*REQUIREMENT:*
Read the lines that follow and tally those with the word "JSON"; give the number and nothing else.

*EXTRACTED ENTRIES:*
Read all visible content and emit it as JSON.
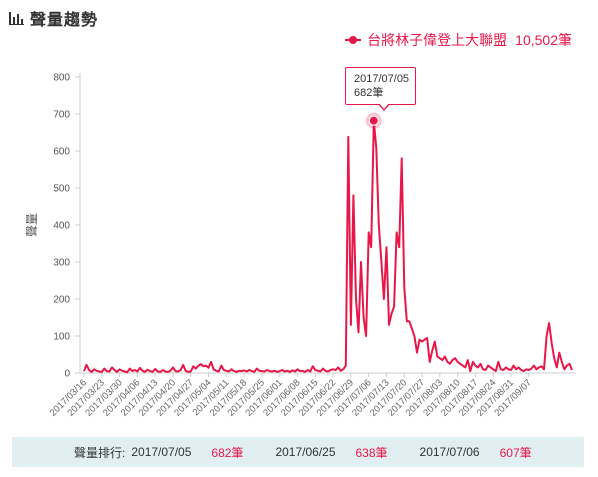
{
  "header": {
    "title": "聲量趨勢",
    "icon": "bar-chart-icon"
  },
  "legend": {
    "label": "台將林子偉登上大聯盟",
    "count": "10,502筆"
  },
  "tooltip": {
    "date": "2017/07/05",
    "value": "682筆"
  },
  "ranking": {
    "label": "聲量排行:",
    "entries": [
      {
        "date": "2017/07/05",
        "count": "682筆"
      },
      {
        "date": "2017/06/25",
        "count": "638筆"
      },
      {
        "date": "2017/07/06",
        "count": "607筆"
      }
    ]
  },
  "colors": {
    "series": "#e8174a",
    "ranking_bg": "#e1eff2",
    "grid": "#e6e6e6"
  },
  "chart_data": {
    "type": "line",
    "title": "聲量趨勢",
    "ylabel": "聲量",
    "xlabel": "",
    "ylim": [
      0,
      800
    ],
    "yticks": [
      0,
      100,
      200,
      300,
      400,
      500,
      600,
      700,
      800
    ],
    "grid": false,
    "legend_position": "top-right",
    "x_start": "2017/03/16",
    "xtick_labels": [
      "2017/03/16",
      "2017/03/23",
      "2017/03/30",
      "2017/04/06",
      "2017/04/13",
      "2017/04/20",
      "2017/04/27",
      "2017/05/04",
      "2017/05/11",
      "2017/05/18",
      "2017/05/25",
      "2017/06/01",
      "2017/06/08",
      "2017/06/15",
      "2017/06/22",
      "2017/06/29",
      "2017/07/06",
      "2017/07/13",
      "2017/07/20",
      "2017/07/27",
      "2017/08/03",
      "2017/08/10",
      "2017/08/17",
      "2017/08/24",
      "2017/08/31",
      "2017/09/07"
    ],
    "highlight": {
      "date": "2017/07/05",
      "value": 682
    },
    "series": [
      {
        "name": "台將林子偉登上大聯盟",
        "values": [
          5,
          22,
          8,
          3,
          10,
          6,
          4,
          3,
          12,
          5,
          4,
          15,
          8,
          3,
          10,
          6,
          4,
          2,
          12,
          5,
          8,
          4,
          14,
          6,
          3,
          9,
          5,
          3,
          11,
          4,
          3,
          8,
          4,
          3,
          6,
          15,
          5,
          4,
          8,
          22,
          6,
          3,
          4,
          18,
          12,
          20,
          24,
          18,
          20,
          14,
          30,
          10,
          6,
          4,
          20,
          8,
          6,
          4,
          10,
          5,
          3,
          6,
          5,
          7,
          4,
          8,
          5,
          3,
          12,
          6,
          5,
          4,
          8,
          5,
          4,
          6,
          3,
          5,
          8,
          4,
          6,
          3,
          7,
          4,
          10,
          5,
          6,
          3,
          8,
          4,
          18,
          8,
          6,
          4,
          12,
          6,
          4,
          8,
          10,
          8,
          15,
          6,
          10,
          20,
          638,
          130,
          480,
          200,
          110,
          300,
          150,
          100,
          380,
          340,
          682,
          607,
          400,
          300,
          200,
          340,
          130,
          160,
          180,
          380,
          340,
          580,
          230,
          140,
          140,
          120,
          100,
          55,
          90,
          85,
          90,
          95,
          30,
          60,
          85,
          45,
          40,
          35,
          45,
          30,
          25,
          35,
          40,
          30,
          25,
          20,
          15,
          35,
          5,
          30,
          20,
          15,
          25,
          10,
          8,
          20,
          15,
          10,
          5,
          30,
          10,
          8,
          15,
          10,
          8,
          20,
          10,
          15,
          8,
          5,
          10,
          8,
          12,
          20,
          10,
          15,
          18,
          10,
          100,
          135,
          80,
          40,
          15,
          55,
          30,
          10,
          20,
          25,
          8
        ]
      }
    ]
  }
}
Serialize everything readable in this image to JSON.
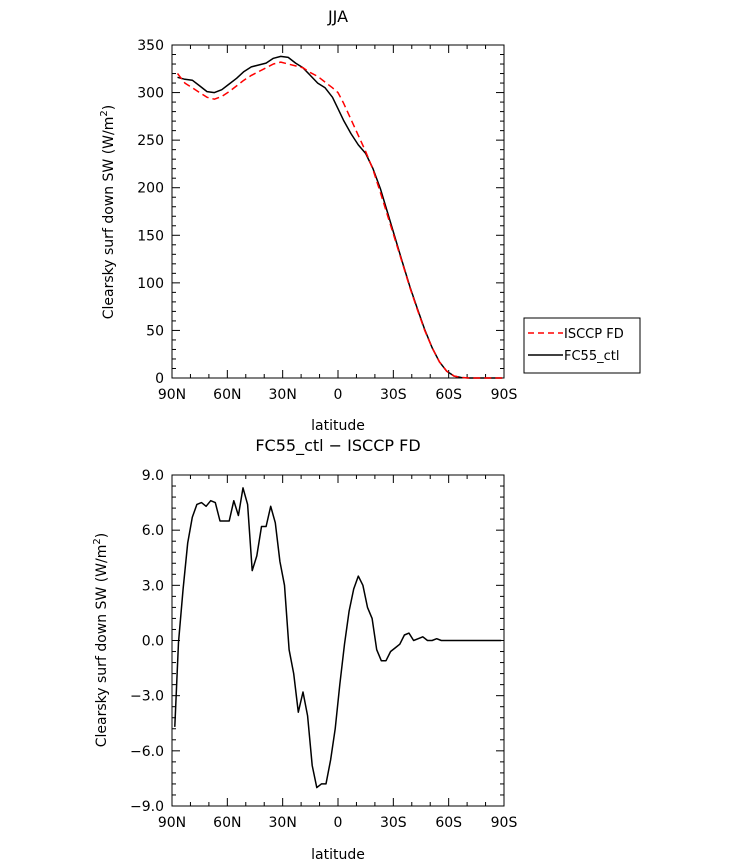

*RESULT:*
2